Produce an exact copy of all the records.
— Begin Material to process —
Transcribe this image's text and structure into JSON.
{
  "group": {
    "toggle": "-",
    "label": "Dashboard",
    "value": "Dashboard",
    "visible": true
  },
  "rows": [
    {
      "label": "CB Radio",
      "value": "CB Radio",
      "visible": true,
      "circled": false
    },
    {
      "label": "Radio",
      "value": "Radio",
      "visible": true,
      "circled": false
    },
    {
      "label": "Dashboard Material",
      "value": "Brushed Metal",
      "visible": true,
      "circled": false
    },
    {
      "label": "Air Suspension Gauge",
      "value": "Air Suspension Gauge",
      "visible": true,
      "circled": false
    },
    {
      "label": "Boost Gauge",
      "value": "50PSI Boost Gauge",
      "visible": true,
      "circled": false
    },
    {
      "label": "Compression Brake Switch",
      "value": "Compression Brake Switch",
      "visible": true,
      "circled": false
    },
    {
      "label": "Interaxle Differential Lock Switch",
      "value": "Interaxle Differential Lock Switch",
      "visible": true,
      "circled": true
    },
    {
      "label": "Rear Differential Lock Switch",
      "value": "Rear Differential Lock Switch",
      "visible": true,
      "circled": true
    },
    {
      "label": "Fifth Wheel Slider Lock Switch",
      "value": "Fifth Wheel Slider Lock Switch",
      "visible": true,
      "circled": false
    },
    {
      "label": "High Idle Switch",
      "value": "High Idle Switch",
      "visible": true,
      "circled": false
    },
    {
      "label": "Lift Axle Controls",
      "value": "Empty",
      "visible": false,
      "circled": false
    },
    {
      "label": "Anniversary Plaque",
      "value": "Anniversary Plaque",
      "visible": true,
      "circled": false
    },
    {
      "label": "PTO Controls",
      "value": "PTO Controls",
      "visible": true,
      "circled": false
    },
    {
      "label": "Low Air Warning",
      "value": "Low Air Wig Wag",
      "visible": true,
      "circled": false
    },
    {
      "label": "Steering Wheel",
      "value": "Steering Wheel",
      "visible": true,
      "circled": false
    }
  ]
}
— End Material to process —
▶ _Right answer_
Transcribe this image's text and structure into JSON.
{
  "group": {
    "toggle": "-",
    "label": "Dashboard",
    "value": "Dashboard",
    "visible": true
  },
  "rows": [
    {
      "label": "CB Radio",
      "value": "CB Radio",
      "visible": true,
      "circled": false
    },
    {
      "label": "Radio",
      "value": "Radio",
      "visible": true,
      "circled": false
    },
    {
      "label": "Dashboard Material",
      "value": "Brushed Metal",
      "visible": true,
      "circled": false
    },
    {
      "label": "Air Suspension Gauge",
      "value": "Air Suspension Gauge",
      "visible": true,
      "circled": false
    },
    {
      "label": "Boost Gauge",
      "value": "50PSI Boost Gauge",
      "visible": true,
      "circled": false
    },
    {
      "label": "Compression Brake Switch",
      "value": "Compression Brake Switch",
      "visible": true,
      "circled": false
    },
    {
      "label": "Interaxle Differential Lock Switch",
      "value": "Interaxle Differential Lock Switch",
      "visible": true,
      "circled": true
    },
    {
      "label": "Rear Differential Lock Switch",
      "value": "Rear Differential Lock Switch",
      "visible": true,
      "circled": true
    },
    {
      "label": "Fifth Wheel Slider Lock Switch",
      "value": "Fifth Wheel Slider Lock Switch",
      "visible": true,
      "circled": false
    },
    {
      "label": "High Idle Switch",
      "value": "High Idle Switch",
      "visible": true,
      "circled": false
    },
    {
      "label": "Lift Axle Controls",
      "value": "Empty",
      "visible": false,
      "circled": false
    },
    {
      "label": "Anniversary Plaque",
      "value": "Anniversary Plaque",
      "visible": true,
      "circled": false
    },
    {
      "label": "PTO Controls",
      "value": "PTO Controls",
      "visible": true,
      "circled": false
    },
    {
      "label": "Low Air Warning",
      "value": "Low Air Wig Wag",
      "visible": true,
      "circled": false
    },
    {
      "label": "Steering Wheel",
      "value": "Steering Wheel",
      "visible": true,
      "circled": false
    }
  ]
}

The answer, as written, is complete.